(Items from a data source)
§ §

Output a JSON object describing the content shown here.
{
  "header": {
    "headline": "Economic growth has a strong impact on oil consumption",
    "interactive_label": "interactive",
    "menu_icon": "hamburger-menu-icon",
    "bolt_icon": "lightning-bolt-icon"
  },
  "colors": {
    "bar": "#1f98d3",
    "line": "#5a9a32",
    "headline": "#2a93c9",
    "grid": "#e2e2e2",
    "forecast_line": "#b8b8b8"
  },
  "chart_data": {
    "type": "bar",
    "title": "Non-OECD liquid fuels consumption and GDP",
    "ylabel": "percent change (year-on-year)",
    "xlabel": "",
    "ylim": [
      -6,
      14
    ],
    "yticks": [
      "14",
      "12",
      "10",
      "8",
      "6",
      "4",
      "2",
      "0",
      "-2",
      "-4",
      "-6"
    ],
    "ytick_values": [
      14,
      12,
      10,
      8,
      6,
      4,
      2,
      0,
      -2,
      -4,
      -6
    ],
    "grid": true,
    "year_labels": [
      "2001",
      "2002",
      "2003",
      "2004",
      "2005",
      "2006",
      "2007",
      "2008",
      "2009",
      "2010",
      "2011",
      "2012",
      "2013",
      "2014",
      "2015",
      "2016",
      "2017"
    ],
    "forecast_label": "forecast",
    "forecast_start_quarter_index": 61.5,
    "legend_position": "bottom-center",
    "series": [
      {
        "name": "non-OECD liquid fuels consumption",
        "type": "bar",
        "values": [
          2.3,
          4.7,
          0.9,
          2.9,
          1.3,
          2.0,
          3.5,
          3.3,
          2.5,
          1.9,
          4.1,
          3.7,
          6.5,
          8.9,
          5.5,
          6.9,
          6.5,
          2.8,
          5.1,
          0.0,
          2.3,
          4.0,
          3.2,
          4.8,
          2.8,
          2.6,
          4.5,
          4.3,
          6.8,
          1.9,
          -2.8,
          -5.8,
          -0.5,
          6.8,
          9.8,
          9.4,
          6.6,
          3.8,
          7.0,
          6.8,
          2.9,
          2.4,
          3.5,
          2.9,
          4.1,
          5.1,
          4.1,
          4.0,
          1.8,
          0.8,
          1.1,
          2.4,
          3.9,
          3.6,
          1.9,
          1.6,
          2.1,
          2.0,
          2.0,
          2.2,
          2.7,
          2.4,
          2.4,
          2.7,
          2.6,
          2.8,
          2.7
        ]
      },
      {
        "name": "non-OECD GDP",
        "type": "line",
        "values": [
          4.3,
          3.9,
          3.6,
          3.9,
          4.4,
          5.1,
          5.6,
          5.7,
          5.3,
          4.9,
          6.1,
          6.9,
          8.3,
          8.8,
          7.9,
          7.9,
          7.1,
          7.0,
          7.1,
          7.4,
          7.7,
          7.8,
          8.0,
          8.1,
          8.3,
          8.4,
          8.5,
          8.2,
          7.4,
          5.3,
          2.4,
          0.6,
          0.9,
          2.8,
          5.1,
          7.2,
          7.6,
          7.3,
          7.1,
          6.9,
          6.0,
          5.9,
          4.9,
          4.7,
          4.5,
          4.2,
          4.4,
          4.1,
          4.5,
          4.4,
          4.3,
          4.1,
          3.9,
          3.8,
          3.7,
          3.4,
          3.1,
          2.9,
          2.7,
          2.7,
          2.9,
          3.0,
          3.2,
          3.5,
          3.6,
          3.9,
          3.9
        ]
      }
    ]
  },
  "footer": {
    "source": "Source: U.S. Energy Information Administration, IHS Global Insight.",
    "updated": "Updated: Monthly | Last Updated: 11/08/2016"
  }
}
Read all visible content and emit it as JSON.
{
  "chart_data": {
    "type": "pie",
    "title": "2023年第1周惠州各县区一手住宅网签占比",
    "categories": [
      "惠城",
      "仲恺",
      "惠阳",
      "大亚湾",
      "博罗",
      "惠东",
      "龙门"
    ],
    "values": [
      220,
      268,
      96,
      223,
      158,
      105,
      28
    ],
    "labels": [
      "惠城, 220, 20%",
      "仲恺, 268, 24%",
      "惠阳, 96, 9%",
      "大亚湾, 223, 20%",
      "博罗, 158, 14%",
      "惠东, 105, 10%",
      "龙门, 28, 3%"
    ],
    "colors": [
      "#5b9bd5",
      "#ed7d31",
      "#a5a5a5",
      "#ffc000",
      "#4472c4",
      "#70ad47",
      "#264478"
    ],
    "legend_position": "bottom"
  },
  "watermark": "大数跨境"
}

§ §

> _Exercise_: Look over the listing above. Pick out and copy every line that includes "headline".

> _Result of this task_:
    "headline": "Economic growth has a strong impact on oil consumption",
    "headline": "#2a93c9",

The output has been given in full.